Count every line that holds the string "комментарии", then give that number alone.

Data entries:
◇ ◇ ◇ ◇ ◇

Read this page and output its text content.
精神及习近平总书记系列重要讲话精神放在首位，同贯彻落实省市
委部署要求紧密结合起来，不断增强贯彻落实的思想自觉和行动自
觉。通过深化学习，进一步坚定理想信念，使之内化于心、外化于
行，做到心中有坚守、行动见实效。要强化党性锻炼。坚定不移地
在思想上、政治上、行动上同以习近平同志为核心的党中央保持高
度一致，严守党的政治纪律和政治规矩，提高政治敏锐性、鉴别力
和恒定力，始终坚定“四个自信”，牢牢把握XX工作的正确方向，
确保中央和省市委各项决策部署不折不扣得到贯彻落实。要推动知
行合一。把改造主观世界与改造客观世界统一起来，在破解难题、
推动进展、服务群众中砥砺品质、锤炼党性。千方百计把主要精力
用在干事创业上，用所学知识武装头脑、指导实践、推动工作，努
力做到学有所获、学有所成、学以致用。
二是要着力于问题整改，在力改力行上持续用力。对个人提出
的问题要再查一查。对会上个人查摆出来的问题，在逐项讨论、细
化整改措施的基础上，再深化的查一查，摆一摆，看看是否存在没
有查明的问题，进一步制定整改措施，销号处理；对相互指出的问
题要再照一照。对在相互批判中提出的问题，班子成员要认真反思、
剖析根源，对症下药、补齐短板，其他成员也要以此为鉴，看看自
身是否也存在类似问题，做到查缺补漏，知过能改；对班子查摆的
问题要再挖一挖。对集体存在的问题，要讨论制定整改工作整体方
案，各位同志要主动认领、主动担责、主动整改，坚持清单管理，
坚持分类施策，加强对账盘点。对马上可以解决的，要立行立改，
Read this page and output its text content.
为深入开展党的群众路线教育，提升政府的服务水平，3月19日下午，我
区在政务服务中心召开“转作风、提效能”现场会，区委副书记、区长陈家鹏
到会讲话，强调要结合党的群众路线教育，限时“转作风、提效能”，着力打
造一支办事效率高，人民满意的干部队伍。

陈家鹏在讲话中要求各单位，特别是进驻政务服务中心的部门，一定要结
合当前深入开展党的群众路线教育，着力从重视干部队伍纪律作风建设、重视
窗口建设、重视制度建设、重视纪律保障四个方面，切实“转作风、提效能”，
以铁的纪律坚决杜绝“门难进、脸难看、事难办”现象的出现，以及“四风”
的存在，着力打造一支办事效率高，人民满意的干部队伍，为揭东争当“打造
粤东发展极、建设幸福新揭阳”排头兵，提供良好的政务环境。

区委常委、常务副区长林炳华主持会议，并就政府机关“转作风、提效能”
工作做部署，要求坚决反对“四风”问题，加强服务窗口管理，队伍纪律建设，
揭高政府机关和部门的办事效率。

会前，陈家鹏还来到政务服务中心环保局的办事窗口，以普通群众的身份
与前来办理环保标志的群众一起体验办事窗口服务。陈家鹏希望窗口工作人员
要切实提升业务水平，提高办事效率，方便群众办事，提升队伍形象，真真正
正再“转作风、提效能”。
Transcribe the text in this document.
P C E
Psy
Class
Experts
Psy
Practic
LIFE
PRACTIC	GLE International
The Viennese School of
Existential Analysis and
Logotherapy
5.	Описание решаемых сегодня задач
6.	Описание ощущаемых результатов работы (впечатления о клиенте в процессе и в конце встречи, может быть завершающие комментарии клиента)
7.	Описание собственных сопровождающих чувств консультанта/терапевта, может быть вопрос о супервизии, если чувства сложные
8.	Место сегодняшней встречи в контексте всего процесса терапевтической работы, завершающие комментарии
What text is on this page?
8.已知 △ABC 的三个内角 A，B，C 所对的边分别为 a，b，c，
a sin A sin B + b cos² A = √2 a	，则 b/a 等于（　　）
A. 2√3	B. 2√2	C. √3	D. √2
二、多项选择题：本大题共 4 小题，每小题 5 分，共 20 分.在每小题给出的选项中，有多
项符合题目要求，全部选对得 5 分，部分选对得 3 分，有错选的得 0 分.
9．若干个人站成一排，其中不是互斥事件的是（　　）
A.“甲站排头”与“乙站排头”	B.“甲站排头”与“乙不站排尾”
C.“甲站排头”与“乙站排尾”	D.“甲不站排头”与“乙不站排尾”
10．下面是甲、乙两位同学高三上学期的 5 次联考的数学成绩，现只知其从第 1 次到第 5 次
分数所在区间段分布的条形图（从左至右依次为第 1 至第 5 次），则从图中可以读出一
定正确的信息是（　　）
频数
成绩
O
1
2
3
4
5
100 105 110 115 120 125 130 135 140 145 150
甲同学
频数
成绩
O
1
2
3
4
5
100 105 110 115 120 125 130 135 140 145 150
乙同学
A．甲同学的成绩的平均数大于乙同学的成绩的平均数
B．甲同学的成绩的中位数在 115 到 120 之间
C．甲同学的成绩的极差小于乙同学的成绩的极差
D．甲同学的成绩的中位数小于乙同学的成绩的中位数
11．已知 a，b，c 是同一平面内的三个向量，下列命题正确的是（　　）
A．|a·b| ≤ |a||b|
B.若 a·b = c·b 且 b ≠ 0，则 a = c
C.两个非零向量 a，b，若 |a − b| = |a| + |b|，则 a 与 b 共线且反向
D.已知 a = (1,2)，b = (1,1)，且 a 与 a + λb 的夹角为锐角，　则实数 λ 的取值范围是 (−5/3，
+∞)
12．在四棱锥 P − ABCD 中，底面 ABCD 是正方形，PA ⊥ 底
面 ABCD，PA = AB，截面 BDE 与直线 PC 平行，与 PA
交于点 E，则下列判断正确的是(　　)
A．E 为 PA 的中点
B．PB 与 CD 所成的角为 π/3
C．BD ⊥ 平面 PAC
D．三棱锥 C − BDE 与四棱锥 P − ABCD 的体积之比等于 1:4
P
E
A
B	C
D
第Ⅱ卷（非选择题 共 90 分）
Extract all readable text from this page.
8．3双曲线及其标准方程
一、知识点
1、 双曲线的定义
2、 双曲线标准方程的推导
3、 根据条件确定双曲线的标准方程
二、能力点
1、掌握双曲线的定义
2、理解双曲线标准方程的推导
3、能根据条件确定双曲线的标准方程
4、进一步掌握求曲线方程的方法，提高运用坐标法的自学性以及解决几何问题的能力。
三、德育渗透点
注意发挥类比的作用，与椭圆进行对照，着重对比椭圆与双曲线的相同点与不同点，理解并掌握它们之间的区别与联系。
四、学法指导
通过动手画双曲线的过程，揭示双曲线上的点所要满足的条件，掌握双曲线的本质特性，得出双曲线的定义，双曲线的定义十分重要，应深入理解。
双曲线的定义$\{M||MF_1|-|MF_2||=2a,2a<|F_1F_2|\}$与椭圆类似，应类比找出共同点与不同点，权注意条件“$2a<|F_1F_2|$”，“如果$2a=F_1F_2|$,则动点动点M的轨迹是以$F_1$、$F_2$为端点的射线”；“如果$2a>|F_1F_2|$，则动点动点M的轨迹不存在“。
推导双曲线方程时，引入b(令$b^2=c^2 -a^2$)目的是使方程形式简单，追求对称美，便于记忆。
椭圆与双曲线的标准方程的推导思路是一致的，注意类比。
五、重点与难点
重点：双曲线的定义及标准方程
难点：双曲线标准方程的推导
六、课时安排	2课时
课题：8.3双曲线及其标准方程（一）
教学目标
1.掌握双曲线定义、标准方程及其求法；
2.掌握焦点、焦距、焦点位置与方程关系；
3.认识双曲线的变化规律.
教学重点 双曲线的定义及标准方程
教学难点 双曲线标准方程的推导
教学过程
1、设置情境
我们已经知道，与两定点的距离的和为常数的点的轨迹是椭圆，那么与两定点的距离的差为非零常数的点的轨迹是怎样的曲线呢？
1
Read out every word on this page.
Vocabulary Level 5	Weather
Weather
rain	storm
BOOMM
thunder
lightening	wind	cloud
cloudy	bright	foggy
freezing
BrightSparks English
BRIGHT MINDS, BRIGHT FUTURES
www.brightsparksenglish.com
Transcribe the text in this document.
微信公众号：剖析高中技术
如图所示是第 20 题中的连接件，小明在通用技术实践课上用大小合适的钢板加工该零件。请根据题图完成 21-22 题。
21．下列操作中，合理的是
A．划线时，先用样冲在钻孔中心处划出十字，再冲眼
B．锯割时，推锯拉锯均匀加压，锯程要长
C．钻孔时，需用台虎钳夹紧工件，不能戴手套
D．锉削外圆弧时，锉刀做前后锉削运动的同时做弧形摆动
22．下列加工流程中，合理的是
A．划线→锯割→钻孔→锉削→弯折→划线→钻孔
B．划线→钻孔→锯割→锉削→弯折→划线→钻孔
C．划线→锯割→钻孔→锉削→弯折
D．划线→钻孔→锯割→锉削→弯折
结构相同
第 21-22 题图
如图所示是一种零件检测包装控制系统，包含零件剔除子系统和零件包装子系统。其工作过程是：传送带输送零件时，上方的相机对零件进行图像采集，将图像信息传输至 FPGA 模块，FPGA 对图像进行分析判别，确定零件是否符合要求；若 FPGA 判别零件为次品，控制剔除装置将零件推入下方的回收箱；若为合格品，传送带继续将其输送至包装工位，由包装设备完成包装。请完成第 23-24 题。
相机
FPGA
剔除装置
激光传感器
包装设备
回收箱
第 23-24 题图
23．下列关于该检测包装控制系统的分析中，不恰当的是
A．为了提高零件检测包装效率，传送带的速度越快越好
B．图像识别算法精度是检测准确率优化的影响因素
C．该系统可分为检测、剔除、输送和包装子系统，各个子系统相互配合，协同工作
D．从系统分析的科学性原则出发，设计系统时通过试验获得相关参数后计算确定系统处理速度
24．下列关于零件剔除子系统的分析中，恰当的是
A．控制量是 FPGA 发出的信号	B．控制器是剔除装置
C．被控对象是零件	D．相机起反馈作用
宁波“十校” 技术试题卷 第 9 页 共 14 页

◇ ◇ ◇ ◇ ◇

Correct result
2